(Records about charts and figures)
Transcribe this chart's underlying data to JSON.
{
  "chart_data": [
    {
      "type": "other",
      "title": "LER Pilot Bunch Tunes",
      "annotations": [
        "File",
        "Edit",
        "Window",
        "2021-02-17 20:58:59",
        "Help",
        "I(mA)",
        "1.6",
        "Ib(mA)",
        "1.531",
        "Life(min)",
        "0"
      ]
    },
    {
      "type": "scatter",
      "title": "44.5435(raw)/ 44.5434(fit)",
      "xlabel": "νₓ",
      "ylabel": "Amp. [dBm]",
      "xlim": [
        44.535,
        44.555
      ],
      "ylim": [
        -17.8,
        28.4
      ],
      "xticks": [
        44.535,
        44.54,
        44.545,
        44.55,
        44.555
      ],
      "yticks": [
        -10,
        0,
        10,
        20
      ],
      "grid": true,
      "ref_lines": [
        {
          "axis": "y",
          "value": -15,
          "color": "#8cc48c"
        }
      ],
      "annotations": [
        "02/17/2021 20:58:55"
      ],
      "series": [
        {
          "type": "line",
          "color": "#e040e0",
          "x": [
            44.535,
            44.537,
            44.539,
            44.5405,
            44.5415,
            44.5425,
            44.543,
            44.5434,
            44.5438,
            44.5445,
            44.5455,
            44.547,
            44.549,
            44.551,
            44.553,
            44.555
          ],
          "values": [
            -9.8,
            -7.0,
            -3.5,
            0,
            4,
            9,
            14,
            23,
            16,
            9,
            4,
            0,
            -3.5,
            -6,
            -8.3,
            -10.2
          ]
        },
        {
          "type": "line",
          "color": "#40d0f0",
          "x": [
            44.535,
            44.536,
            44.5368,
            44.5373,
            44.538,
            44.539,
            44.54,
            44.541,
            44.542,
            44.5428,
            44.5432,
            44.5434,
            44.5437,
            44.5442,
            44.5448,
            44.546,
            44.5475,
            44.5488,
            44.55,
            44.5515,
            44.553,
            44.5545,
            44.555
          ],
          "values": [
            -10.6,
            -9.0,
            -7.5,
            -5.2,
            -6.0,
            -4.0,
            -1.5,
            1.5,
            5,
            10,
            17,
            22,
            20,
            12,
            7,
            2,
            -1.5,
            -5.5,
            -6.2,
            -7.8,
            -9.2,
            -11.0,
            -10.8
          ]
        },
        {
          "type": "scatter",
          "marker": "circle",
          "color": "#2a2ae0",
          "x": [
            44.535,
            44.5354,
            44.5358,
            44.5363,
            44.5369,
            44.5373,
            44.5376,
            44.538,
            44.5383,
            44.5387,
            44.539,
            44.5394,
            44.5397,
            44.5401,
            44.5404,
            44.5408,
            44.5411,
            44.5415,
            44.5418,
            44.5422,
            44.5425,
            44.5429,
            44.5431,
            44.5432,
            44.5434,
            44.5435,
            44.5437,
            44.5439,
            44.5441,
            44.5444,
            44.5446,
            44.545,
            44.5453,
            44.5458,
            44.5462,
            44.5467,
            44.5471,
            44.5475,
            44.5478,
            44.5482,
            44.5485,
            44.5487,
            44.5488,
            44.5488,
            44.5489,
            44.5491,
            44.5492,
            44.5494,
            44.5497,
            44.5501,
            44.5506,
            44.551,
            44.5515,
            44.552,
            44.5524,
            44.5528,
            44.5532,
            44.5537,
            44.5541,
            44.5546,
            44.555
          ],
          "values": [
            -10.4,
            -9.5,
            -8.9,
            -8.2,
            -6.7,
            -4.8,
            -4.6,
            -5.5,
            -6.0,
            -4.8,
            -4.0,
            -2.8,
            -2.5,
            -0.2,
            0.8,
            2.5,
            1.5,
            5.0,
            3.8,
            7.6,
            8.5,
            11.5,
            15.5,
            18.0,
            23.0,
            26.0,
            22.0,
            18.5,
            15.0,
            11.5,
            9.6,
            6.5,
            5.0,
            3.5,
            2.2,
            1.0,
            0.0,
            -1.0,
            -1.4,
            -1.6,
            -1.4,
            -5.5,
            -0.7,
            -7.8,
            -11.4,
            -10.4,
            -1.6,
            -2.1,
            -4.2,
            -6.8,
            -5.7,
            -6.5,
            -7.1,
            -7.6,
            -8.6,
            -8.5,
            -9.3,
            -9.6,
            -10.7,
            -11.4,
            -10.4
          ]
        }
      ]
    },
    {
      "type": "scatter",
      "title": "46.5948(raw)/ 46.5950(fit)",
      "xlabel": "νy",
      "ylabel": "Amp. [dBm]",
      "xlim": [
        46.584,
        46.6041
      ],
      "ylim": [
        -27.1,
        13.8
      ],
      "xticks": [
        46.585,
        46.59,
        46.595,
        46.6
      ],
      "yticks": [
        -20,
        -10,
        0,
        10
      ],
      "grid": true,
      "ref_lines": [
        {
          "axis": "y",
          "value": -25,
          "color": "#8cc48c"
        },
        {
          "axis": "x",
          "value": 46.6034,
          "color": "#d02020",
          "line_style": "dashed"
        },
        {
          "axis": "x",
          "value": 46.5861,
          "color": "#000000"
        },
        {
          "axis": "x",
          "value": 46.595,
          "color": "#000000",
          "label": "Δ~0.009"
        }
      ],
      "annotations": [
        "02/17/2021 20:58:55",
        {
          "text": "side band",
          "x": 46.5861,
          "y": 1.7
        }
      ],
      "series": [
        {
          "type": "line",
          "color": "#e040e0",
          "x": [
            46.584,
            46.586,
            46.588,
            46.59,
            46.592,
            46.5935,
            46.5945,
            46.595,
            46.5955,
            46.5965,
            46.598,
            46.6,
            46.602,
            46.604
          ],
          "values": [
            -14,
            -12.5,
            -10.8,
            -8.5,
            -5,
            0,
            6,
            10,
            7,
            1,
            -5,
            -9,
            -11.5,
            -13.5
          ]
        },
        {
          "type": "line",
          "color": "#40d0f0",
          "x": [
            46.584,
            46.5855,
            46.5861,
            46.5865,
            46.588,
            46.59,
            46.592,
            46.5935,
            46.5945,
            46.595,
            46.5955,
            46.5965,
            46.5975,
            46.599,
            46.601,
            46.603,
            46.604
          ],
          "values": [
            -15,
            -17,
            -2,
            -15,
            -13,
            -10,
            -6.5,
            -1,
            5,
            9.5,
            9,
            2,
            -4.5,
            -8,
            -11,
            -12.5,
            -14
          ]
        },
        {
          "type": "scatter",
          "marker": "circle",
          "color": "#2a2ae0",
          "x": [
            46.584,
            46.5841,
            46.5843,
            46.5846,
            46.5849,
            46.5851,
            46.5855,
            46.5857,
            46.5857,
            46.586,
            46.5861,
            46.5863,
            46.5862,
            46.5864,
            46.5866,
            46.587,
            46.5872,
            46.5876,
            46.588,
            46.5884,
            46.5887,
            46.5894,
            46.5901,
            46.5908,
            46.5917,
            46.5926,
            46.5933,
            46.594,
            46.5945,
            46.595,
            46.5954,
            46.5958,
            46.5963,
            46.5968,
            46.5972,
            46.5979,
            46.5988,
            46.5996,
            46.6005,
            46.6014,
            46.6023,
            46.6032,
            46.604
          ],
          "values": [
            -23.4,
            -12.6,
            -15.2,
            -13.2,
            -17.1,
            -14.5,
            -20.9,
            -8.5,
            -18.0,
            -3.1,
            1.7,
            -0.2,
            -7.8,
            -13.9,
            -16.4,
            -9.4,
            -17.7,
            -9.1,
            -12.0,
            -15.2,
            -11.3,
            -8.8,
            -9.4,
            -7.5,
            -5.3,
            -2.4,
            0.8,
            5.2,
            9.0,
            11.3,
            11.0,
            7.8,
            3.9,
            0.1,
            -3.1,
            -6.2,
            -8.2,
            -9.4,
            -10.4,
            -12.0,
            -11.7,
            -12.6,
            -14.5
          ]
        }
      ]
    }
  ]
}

■ WHAT YOU HAVE TO DO
Repeat each of the entries above precisely as given.

■ RESPONSE TO THE EXERCISE
Transcribe this chart's underlying data to JSON.
{
  "chart_data": [
    {
      "type": "other",
      "title": "LER Pilot Bunch Tunes",
      "annotations": [
        "File",
        "Edit",
        "Window",
        "2021-02-17 20:58:59",
        "Help",
        "I(mA)",
        "1.6",
        "Ib(mA)",
        "1.531",
        "Life(min)",
        "0"
      ]
    },
    {
      "type": "scatter",
      "title": "44.5435(raw)/ 44.5434(fit)",
      "xlabel": "νₓ",
      "ylabel": "Amp. [dBm]",
      "xlim": [
        44.535,
        44.555
      ],
      "ylim": [
        -17.8,
        28.4
      ],
      "xticks": [
        44.535,
        44.54,
        44.545,
        44.55,
        44.555
      ],
      "yticks": [
        -10,
        0,
        10,
        20
      ],
      "grid": true,
      "ref_lines": [
        {
          "axis": "y",
          "value": -15,
          "color": "#8cc48c"
        }
      ],
      "annotations": [
        "02/17/2021 20:58:55"
      ],
      "series": [
        {
          "type": "line",
          "color": "#e040e0",
          "x": [
            44.535,
            44.537,
            44.539,
            44.5405,
            44.5415,
            44.5425,
            44.543,
            44.5434,
            44.5438,
            44.5445,
            44.5455,
            44.547,
            44.549,
            44.551,
            44.553,
            44.555
          ],
          "values": [
            -9.8,
            -7.0,
            -3.5,
            0,
            4,
            9,
            14,
            23,
            16,
            9,
            4,
            0,
            -3.5,
            -6,
            -8.3,
            -10.2
          ]
        },
        {
          "type": "line",
          "color": "#40d0f0",
          "x": [
            44.535,
            44.536,
            44.5368,
            44.5373,
            44.538,
            44.539,
            44.54,
            44.541,
            44.542,
            44.5428,
            44.5432,
            44.5434,
            44.5437,
            44.5442,
            44.5448,
            44.546,
            44.5475,
            44.5488,
            44.55,
            44.5515,
            44.553,
            44.5545,
            44.555
          ],
          "values": [
            -10.6,
            -9.0,
            -7.5,
            -5.2,
            -6.0,
            -4.0,
            -1.5,
            1.5,
            5,
            10,
            17,
            22,
            20,
            12,
            7,
            2,
            -1.5,
            -5.5,
            -6.2,
            -7.8,
            -9.2,
            -11.0,
            -10.8
          ]
        },
        {
          "type": "scatter",
          "marker": "circle",
          "color": "#2a2ae0",
          "x": [
            44.535,
            44.5354,
            44.5358,
            44.5363,
            44.5369,
            44.5373,
            44.5376,
            44.538,
            44.5383,
            44.5387,
            44.539,
            44.5394,
            44.5397,
            44.5401,
            44.5404,
            44.5408,
            44.5411,
            44.5415,
            44.5418,
            44.5422,
            44.5425,
            44.5429,
            44.5431,
            44.5432,
            44.5434,
            44.5435,
            44.5437,
            44.5439,
            44.5441,
            44.5444,
            44.5446,
            44.545,
            44.5453,
            44.5458,
            44.5462,
            44.5467,
            44.5471,
            44.5475,
            44.5478,
            44.5482,
            44.5485,
            44.5487,
            44.5488,
            44.5488,
            44.5489,
            44.5491,
            44.5492,
            44.5494,
            44.5497,
            44.5501,
            44.5506,
            44.551,
            44.5515,
            44.552,
            44.5524,
            44.5528,
            44.5532,
            44.5537,
            44.5541,
            44.5546,
            44.555
          ],
          "values": [
            -10.4,
            -9.5,
            -8.9,
            -8.2,
            -6.7,
            -4.8,
            -4.6,
            -5.5,
            -6.0,
            -4.8,
            -4.0,
            -2.8,
            -2.5,
            -0.2,
            0.8,
            2.5,
            1.5,
            5.0,
            3.8,
            7.6,
            8.5,
            11.5,
            15.5,
            18.0,
            23.0,
            26.0,
            22.0,
            18.5,
            15.0,
            11.5,
            9.6,
            6.5,
            5.0,
            3.5,
            2.2,
            1.0,
            0.0,
            -1.0,
            -1.4,
            -1.6,
            -1.4,
            -5.5,
            -0.7,
            -7.8,
            -11.4,
            -10.4,
            -1.6,
            -2.1,
            -4.2,
            -6.8,
            -5.7,
            -6.5,
            -7.1,
            -7.6,
            -8.6,
            -8.5,
            -9.3,
            -9.6,
            -10.7,
            -11.4,
            -10.4
          ]
        }
      ]
    },
    {
      "type": "scatter",
      "title": "46.5948(raw)/ 46.5950(fit)",
      "xlabel": "νy",
      "ylabel": "Amp. [dBm]",
      "xlim": [
        46.584,
        46.6041
      ],
      "ylim": [
        -27.1,
        13.8
      ],
      "xticks": [
        46.585,
        46.59,
        46.595,
        46.6
      ],
      "yticks": [
        -20,
        -10,
        0,
        10
      ],
      "grid": true,
      "ref_lines": [
        {
          "axis": "y",
          "value": -25,
          "color": "#8cc48c"
        },
        {
          "axis": "x",
          "value": 46.6034,
          "color": "#d02020",
          "line_style": "dashed"
        },
        {
          "axis": "x",
          "value": 46.5861,
          "color": "#000000"
        },
        {
          "axis": "x",
          "value": 46.595,
          "color": "#000000",
          "label": "Δ~0.009"
        }
      ],
      "annotations": [
        "02/17/2021 20:58:55",
        {
          "text": "side band",
          "x": 46.5861,
          "y": 1.7
        }
      ],
      "series": [
        {
          "type": "line",
          "color": "#e040e0",
          "x": [
            46.584,
            46.586,
            46.588,
            46.59,
            46.592,
            46.5935,
            46.5945,
            46.595,
            46.5955,
            46.5965,
            46.598,
            46.6,
            46.602,
            46.604
          ],
          "values": [
            -14,
            -12.5,
            -10.8,
            -8.5,
            -5,
            0,
            6,
            10,
            7,
            1,
            -5,
            -9,
            -11.5,
            -13.5
          ]
        },
        {
          "type": "line",
          "color": "#40d0f0",
          "x": [
            46.584,
            46.5855,
            46.5861,
            46.5865,
            46.588,
            46.59,
            46.592,
            46.5935,
            46.5945,
            46.595,
            46.5955,
            46.5965,
            46.5975,
            46.599,
            46.601,
            46.603,
            46.604
          ],
          "values": [
            -15,
            -17,
            -2,
            -15,
            -13,
            -10,
            -6.5,
            -1,
            5,
            9.5,
            9,
            2,
            -4.5,
            -8,
            -11,
            -12.5,
            -14
          ]
        },
        {
          "type": "scatter",
          "marker": "circle",
          "color": "#2a2ae0",
          "x": [
            46.584,
            46.5841,
            46.5843,
            46.5846,
            46.5849,
            46.5851,
            46.5855,
            46.5857,
            46.5857,
            46.586,
            46.5861,
            46.5863,
            46.5862,
            46.5864,
            46.5866,
            46.587,
            46.5872,
            46.5876,
            46.588,
            46.5884,
            46.5887,
            46.5894,
            46.5901,
            46.5908,
            46.5917,
            46.5926,
            46.5933,
            46.594,
            46.5945,
            46.595,
            46.5954,
            46.5958,
            46.5963,
            46.5968,
            46.5972,
            46.5979,
            46.5988,
            46.5996,
            46.6005,
            46.6014,
            46.6023,
            46.6032,
            46.604
          ],
          "values": [
            -23.4,
            -12.6,
            -15.2,
            -13.2,
            -17.1,
            -14.5,
            -20.9,
            -8.5,
            -18.0,
            -3.1,
            1.7,
            -0.2,
            -7.8,
            -13.9,
            -16.4,
            -9.4,
            -17.7,
            -9.1,
            -12.0,
            -15.2,
            -11.3,
            -8.8,
            -9.4,
            -7.5,
            -5.3,
            -2.4,
            0.8,
            5.2,
            9.0,
            11.3,
            11.0,
            7.8,
            3.9,
            0.1,
            -3.1,
            -6.2,
            -8.2,
            -9.4,
            -10.4,
            -12.0,
            -11.7,
            -12.6,
            -14.5
          ]
        }
      ]
    }
  ]
}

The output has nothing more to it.